§ To be done: Copy each line of the entries beneath that contains the word "their".

§ Supplied records:
=-=-=-=-=

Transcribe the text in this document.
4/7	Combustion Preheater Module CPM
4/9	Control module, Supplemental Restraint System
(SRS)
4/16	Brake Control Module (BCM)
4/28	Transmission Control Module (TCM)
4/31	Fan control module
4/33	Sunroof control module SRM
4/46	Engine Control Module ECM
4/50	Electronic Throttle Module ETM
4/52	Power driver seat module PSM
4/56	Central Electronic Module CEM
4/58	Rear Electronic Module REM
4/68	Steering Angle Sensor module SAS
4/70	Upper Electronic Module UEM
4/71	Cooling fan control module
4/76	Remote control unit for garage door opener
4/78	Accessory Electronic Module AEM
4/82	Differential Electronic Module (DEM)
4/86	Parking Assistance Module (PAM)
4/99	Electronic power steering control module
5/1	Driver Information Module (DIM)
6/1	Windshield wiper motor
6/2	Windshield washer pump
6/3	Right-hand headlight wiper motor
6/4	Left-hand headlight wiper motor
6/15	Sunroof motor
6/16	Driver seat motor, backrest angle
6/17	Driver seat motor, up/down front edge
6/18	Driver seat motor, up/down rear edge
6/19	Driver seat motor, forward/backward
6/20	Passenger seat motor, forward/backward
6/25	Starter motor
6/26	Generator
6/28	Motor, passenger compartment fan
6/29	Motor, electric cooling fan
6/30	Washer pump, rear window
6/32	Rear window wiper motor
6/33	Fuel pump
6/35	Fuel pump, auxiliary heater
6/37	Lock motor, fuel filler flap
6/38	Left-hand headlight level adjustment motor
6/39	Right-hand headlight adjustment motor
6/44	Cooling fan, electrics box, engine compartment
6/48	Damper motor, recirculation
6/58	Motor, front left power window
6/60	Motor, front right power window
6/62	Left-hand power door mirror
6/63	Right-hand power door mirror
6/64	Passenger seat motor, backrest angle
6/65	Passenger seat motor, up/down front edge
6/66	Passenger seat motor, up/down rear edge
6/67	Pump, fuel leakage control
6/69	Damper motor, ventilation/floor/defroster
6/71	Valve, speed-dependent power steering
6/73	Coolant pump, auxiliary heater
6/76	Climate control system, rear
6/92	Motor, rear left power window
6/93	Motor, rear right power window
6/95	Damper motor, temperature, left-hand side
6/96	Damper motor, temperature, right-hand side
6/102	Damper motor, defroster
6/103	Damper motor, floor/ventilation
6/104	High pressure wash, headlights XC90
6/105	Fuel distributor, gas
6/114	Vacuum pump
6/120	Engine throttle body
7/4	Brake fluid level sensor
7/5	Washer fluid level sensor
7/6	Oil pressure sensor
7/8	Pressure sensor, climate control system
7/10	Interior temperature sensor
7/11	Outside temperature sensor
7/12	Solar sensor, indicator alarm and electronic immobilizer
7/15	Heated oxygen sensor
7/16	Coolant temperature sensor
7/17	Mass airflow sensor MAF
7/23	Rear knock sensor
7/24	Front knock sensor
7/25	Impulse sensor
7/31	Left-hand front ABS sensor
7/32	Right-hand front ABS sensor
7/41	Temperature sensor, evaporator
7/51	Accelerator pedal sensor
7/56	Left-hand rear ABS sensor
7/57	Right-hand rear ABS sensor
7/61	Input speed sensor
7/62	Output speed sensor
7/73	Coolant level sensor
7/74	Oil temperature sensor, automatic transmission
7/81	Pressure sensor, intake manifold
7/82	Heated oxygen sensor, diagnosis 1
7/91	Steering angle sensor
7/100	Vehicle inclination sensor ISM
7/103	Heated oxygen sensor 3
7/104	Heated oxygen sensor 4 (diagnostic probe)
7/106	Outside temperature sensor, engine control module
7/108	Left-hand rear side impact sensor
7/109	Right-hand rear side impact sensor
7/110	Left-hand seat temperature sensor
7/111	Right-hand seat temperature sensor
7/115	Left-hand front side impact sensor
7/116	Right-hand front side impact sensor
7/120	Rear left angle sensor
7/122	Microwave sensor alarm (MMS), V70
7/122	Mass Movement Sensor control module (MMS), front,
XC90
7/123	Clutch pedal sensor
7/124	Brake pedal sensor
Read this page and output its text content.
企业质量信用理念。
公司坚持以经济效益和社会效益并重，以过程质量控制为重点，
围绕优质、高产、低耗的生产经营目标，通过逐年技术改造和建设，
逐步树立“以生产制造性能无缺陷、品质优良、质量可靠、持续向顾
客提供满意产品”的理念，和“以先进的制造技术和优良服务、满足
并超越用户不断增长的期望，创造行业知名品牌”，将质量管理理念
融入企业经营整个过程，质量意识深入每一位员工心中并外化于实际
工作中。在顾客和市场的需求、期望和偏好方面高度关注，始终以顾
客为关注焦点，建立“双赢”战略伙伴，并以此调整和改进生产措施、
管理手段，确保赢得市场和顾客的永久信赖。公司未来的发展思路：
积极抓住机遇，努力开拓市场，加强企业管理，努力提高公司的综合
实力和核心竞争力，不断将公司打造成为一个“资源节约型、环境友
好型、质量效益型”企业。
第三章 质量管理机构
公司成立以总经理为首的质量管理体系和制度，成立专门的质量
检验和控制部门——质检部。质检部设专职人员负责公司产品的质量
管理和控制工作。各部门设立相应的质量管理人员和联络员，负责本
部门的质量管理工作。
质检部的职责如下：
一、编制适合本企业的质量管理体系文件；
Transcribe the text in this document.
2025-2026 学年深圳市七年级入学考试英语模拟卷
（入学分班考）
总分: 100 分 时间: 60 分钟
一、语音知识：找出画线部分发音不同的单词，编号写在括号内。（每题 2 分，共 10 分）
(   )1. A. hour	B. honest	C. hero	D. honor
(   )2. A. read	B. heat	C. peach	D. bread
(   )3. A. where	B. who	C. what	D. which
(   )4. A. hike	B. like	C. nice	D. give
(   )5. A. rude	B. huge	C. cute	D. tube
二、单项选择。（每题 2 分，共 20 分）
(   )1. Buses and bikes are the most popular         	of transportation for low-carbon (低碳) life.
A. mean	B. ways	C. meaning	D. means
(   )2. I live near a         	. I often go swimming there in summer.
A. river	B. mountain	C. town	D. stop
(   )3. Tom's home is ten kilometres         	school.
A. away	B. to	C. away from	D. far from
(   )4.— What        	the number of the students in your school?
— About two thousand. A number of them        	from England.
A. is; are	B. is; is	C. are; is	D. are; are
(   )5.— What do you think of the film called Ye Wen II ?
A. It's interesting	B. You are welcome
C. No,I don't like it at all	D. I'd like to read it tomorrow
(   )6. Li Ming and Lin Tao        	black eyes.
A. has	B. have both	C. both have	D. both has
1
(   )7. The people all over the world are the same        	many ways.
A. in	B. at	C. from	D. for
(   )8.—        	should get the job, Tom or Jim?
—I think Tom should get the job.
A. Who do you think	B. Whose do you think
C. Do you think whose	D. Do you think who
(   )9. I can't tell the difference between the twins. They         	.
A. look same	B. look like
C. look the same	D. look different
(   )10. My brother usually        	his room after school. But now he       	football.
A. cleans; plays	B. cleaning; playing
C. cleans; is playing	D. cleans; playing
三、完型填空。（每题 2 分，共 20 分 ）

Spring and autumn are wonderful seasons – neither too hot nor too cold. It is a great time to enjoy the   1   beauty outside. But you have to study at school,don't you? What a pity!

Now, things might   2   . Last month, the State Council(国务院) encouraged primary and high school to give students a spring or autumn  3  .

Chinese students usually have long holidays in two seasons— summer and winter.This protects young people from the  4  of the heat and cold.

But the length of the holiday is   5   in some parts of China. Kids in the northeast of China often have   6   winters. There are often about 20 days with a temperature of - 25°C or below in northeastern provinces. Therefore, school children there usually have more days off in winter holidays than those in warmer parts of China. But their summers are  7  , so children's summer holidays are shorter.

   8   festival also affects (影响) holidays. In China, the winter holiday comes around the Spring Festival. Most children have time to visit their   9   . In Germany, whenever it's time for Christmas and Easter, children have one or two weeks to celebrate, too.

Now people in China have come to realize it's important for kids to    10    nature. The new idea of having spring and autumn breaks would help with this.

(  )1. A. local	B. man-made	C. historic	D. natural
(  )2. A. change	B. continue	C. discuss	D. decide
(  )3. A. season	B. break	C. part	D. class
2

=-=-=-=-=

§ Task output:
But the length of the holiday is   5   in some parts of China. Kids in the northeast of China often have   6   winters. There are often about 20 days with a temperature of - 25°C or below in northeastern provinces. Therefore, school children there usually have more days off in winter holidays than those in warmer parts of China. But their summers are  7  , so children's summer holidays are shorter.
   8   festival also affects (影响) holidays. In China, the winter holiday comes around the Spring Festival. Most children have time to visit their   9   . In Germany, whenever it's time for Christmas and Easter, children have one or two weeks to celebrate, too.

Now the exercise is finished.